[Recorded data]
+ + +
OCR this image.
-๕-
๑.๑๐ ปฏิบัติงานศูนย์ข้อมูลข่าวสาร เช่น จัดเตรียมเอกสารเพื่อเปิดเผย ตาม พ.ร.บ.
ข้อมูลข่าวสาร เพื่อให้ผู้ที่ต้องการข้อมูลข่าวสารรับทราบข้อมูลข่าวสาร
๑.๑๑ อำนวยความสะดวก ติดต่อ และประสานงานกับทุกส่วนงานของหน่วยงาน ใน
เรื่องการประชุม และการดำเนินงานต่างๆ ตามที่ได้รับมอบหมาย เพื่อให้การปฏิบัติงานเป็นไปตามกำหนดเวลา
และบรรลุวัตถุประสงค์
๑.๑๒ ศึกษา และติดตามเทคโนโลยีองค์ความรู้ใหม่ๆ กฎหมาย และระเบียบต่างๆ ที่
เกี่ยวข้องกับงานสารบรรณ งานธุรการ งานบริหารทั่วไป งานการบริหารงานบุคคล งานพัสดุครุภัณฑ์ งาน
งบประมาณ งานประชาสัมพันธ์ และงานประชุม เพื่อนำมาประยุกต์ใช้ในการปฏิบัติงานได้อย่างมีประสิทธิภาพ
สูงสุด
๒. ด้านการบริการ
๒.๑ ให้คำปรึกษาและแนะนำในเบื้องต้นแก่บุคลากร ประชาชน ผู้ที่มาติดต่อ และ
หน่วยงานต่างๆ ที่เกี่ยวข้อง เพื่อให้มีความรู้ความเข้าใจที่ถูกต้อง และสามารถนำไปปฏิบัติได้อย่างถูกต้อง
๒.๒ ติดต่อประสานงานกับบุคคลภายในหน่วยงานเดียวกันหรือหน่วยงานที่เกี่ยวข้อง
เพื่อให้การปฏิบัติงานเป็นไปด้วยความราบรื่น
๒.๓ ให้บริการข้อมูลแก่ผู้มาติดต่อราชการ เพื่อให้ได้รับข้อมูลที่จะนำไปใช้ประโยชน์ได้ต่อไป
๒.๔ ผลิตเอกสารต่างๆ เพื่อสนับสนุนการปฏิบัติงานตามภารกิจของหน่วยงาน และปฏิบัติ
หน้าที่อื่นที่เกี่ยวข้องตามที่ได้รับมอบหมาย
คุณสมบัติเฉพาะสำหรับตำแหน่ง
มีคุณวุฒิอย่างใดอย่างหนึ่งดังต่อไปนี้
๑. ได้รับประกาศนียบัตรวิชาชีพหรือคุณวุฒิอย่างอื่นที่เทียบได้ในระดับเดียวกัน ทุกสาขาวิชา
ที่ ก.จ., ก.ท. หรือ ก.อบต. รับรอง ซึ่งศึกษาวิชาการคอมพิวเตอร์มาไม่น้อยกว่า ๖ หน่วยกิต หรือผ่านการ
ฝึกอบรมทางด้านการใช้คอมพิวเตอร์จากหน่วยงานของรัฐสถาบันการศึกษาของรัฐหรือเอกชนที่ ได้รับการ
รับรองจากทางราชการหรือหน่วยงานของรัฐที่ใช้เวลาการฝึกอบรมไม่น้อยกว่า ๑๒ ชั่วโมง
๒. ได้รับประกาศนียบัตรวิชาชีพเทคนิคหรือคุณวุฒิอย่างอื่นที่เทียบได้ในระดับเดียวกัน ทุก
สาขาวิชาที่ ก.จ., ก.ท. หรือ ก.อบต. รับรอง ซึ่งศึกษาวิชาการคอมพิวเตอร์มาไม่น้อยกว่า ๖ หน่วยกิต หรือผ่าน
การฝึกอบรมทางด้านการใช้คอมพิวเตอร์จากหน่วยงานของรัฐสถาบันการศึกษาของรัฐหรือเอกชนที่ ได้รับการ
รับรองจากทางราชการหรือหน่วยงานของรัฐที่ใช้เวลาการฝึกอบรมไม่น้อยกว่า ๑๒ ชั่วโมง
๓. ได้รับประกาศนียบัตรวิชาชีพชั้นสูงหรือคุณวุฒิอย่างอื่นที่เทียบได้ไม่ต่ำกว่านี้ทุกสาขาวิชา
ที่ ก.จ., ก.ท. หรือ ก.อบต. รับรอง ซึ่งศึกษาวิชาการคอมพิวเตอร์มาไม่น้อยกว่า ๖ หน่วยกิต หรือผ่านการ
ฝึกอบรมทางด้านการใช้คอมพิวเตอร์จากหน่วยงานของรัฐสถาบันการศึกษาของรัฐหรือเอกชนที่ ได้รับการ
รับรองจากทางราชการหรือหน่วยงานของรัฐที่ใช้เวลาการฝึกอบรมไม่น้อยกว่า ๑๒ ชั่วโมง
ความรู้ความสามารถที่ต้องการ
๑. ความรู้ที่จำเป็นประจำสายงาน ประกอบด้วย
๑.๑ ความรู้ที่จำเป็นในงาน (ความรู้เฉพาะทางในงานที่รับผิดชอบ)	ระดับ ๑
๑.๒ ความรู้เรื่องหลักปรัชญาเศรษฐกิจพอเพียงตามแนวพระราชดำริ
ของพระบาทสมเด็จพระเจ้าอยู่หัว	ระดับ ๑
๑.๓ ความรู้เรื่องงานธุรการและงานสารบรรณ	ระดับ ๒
+ + +
• WRITTEN REQUEST:
Of the lines above, how many contain the word "บประกาศน"? Provide the number and nothing else.

• EXERCISE RESULT:
3